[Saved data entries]
■ ■ ■ ■ ■

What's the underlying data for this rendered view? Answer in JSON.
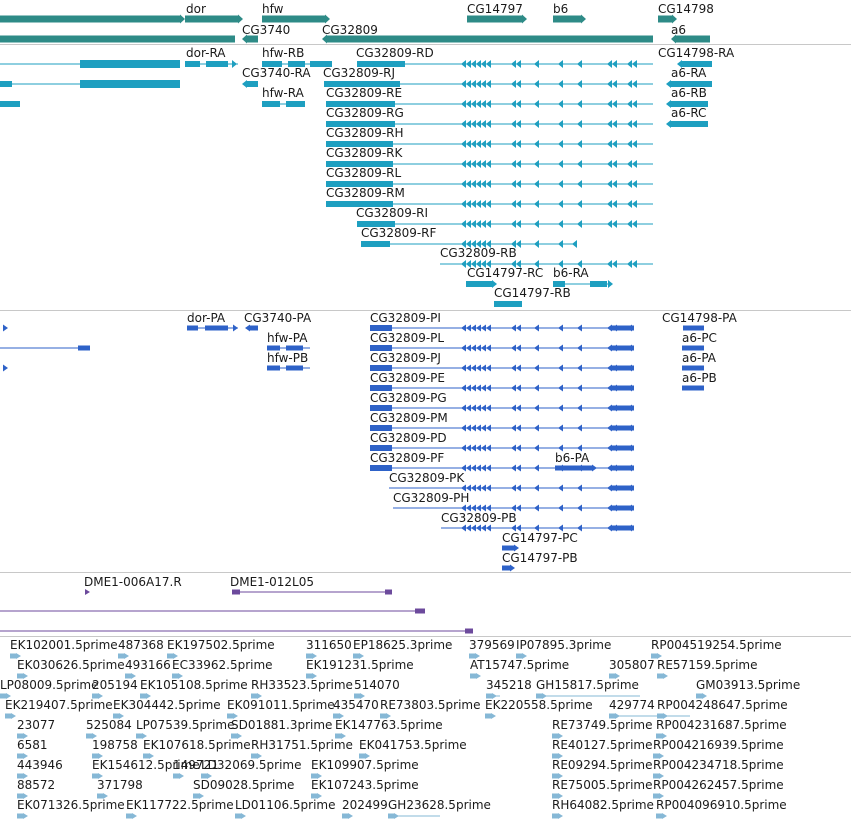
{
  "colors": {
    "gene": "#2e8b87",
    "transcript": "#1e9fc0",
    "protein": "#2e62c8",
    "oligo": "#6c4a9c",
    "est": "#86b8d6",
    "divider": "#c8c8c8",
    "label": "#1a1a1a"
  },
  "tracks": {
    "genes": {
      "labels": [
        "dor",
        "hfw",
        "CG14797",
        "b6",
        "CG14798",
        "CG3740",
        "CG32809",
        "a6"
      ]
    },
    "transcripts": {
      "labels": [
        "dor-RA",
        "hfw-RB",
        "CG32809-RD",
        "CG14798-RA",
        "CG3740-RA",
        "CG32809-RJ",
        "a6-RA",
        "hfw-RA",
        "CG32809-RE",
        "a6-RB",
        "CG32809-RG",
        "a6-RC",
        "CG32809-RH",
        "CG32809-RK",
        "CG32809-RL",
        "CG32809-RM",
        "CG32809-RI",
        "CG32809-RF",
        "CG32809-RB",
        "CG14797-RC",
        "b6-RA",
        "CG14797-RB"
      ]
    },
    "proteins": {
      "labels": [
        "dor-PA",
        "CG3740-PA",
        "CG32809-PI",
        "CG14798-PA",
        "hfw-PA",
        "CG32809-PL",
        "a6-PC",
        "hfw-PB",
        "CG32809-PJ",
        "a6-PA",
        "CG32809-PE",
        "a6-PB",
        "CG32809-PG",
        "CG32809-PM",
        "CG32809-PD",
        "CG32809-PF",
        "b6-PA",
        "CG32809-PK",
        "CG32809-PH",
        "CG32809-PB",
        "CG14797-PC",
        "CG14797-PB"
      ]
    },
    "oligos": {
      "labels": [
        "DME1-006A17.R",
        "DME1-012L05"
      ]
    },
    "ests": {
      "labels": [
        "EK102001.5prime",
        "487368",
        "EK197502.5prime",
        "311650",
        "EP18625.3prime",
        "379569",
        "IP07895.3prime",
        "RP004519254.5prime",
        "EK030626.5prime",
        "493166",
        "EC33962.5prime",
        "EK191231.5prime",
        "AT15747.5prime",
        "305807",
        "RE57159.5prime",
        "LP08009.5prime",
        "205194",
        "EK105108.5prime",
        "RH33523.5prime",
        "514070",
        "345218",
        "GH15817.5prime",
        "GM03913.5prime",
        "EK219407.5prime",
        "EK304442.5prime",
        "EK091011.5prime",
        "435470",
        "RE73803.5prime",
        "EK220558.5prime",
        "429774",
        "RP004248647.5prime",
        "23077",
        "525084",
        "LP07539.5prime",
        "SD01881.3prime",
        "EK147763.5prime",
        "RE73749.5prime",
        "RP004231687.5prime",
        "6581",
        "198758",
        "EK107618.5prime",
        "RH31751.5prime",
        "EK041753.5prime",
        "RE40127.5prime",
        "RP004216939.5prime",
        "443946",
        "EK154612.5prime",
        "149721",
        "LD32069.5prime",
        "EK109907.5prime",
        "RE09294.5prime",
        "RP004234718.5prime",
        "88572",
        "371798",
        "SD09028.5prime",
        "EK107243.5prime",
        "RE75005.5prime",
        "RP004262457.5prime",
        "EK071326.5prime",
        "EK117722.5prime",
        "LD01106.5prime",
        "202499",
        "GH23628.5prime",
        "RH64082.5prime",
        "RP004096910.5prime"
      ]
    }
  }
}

■ ■ ■ ■ ■

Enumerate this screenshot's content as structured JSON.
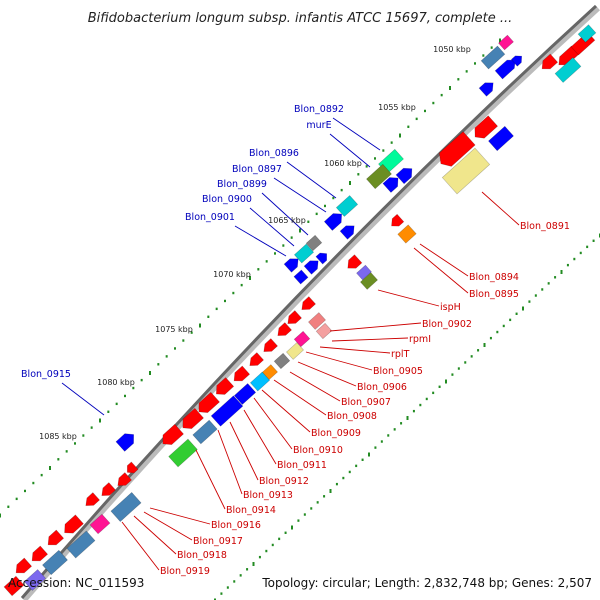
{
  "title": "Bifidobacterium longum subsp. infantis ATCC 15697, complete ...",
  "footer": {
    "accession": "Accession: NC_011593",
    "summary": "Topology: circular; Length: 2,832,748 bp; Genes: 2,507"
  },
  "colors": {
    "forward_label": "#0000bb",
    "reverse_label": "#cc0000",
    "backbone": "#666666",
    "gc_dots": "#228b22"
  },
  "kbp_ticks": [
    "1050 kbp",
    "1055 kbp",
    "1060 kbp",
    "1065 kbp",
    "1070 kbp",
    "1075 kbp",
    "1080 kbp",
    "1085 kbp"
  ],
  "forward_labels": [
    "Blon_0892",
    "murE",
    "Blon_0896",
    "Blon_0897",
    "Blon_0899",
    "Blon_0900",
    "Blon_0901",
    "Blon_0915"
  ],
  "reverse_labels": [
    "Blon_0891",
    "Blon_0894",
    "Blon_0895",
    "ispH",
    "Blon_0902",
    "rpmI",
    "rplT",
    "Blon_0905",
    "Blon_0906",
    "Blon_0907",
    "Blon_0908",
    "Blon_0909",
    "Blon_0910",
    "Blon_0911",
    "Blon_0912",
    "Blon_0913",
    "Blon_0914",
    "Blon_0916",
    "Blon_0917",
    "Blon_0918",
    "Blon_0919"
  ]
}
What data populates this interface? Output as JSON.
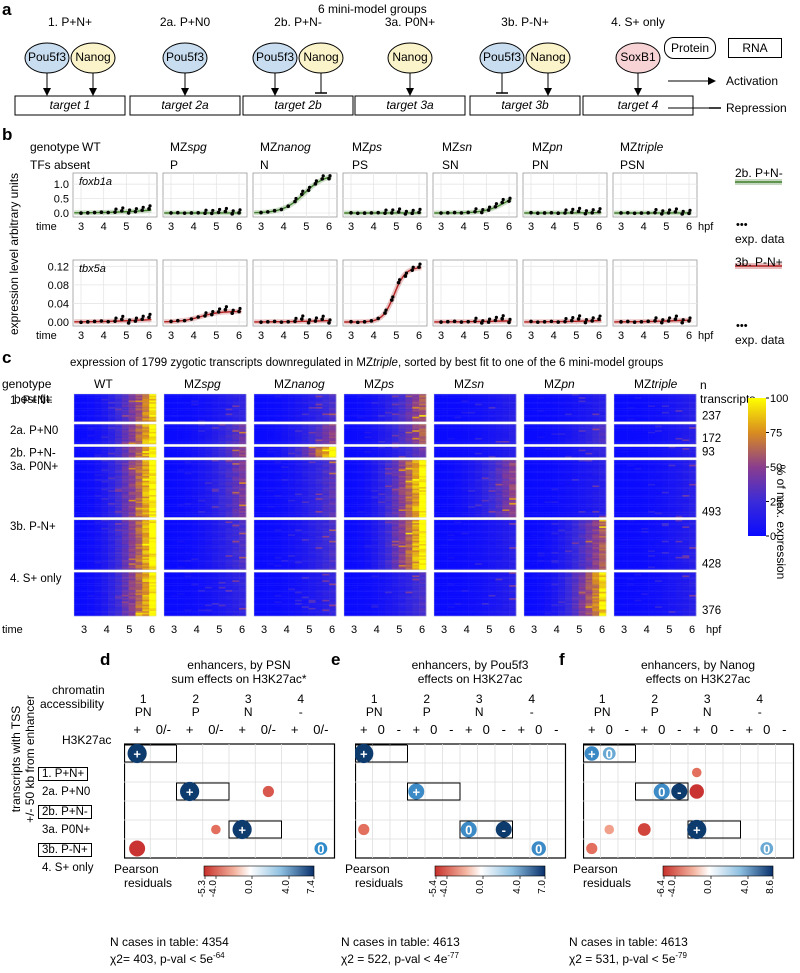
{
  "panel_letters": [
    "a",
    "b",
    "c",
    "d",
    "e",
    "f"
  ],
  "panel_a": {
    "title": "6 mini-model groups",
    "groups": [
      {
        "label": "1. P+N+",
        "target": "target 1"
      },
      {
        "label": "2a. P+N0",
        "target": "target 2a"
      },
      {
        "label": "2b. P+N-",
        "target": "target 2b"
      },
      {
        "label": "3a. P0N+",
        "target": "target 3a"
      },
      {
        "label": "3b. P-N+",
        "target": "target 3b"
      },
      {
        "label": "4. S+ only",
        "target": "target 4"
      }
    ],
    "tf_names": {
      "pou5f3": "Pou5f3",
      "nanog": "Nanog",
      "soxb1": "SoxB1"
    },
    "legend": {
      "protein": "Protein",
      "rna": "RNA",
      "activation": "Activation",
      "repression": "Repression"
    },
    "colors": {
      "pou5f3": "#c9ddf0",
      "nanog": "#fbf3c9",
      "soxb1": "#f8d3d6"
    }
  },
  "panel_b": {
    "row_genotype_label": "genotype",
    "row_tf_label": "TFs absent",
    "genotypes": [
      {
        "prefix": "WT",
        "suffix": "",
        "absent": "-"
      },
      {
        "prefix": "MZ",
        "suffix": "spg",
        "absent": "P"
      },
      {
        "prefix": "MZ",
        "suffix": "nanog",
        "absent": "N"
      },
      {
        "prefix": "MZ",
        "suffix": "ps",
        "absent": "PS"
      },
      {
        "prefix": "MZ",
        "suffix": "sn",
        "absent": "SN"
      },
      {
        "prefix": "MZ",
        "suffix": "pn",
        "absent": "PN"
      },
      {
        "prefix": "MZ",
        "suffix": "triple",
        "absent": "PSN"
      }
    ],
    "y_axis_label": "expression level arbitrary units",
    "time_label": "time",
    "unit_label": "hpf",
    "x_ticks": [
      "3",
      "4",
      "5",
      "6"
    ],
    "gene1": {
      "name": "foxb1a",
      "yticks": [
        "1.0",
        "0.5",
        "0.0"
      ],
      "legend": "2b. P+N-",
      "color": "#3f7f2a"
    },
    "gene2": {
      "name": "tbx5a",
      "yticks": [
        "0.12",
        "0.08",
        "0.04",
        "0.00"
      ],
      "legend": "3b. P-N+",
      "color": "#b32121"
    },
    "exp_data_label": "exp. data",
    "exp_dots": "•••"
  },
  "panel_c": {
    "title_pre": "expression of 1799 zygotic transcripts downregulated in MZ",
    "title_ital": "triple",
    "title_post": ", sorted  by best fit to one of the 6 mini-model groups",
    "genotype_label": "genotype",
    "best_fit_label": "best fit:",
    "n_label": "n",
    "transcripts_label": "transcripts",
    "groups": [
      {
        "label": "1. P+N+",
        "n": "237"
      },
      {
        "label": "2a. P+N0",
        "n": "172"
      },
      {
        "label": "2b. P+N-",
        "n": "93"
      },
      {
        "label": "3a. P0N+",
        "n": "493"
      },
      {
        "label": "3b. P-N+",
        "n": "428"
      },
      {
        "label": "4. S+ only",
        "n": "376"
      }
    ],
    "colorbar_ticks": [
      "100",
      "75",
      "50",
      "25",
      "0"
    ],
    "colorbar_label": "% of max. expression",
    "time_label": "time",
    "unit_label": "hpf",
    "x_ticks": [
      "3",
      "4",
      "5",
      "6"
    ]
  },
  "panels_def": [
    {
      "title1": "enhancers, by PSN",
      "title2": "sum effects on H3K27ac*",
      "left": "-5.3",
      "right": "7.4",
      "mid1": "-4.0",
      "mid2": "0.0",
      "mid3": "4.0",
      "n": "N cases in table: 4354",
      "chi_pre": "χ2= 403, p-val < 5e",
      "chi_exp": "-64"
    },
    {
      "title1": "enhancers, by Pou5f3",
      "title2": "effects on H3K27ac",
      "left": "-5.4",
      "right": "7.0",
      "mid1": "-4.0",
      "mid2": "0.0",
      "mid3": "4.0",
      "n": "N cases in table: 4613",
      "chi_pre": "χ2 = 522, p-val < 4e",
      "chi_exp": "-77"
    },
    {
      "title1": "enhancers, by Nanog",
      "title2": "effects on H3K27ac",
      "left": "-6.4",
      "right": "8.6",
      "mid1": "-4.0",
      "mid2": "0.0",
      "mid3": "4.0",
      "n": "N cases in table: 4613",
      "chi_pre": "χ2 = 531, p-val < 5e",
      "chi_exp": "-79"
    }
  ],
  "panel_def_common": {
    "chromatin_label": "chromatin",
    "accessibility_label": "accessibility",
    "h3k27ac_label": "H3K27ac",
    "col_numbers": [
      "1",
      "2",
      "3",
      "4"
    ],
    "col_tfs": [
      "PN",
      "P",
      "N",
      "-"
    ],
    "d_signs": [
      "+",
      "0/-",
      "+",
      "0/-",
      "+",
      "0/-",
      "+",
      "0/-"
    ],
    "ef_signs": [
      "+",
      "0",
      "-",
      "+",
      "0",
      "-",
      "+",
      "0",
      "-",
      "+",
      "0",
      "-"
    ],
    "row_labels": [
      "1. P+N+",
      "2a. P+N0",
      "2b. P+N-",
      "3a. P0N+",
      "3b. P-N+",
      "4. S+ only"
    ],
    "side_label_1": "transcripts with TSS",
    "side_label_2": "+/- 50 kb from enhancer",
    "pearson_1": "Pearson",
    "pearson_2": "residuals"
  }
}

■ ■ ■ ■ ■

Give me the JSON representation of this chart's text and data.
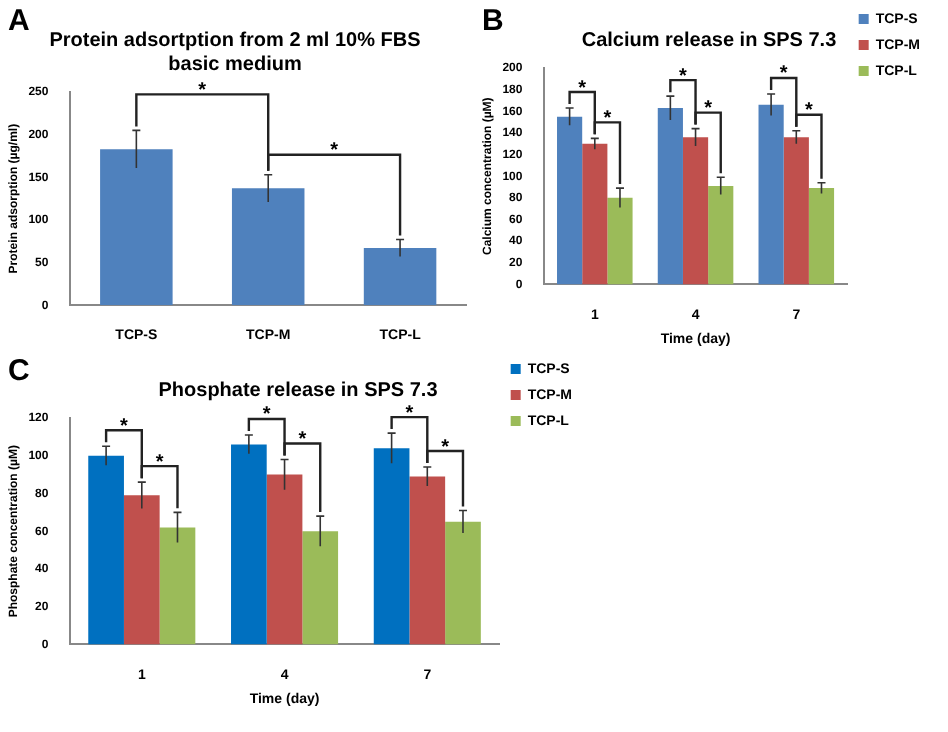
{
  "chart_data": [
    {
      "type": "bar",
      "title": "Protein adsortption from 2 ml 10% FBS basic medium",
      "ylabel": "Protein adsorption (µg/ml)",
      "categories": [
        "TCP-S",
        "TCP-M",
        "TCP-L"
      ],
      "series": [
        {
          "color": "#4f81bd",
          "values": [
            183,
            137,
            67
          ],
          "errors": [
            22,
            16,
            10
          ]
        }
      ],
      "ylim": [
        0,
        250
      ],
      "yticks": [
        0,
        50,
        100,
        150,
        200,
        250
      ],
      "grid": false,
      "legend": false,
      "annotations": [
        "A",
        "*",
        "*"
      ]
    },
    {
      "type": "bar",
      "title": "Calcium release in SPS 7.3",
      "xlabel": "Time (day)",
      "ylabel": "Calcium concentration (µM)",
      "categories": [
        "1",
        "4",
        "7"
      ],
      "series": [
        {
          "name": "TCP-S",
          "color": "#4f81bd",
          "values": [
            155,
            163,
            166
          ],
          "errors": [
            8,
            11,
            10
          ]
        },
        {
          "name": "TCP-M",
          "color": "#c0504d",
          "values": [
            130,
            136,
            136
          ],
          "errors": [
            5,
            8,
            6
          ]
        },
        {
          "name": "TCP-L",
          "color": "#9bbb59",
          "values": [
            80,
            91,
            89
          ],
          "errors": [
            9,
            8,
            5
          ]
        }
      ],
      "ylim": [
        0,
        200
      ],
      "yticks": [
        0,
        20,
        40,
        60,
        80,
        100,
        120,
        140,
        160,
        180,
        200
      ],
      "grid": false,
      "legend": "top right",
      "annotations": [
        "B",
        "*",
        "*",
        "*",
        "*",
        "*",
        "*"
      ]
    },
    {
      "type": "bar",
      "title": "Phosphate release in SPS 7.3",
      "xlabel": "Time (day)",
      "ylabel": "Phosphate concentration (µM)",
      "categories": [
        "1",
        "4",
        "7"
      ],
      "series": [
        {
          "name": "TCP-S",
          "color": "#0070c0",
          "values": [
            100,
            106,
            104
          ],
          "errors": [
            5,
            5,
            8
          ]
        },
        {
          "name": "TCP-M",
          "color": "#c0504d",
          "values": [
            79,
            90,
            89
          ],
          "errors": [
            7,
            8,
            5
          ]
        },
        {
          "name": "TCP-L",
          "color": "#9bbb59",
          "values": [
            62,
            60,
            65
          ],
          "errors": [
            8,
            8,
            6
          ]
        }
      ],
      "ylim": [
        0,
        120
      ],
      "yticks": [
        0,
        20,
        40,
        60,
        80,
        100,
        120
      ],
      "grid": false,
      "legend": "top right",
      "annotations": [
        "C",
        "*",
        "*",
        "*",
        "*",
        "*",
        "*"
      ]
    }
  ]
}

■ ■ ■ ■ ■

## TO DO:
In the records, which lines mention the word "expression"? Copy those lines.

## PROBLEM SOLUTION:
    "y_axis_label": "expression level arbitrary units",
    "title_pre": "expression of 1799 zygotic transcripts downregulated in MZ",
    "colorbar_label": "% of max. expression",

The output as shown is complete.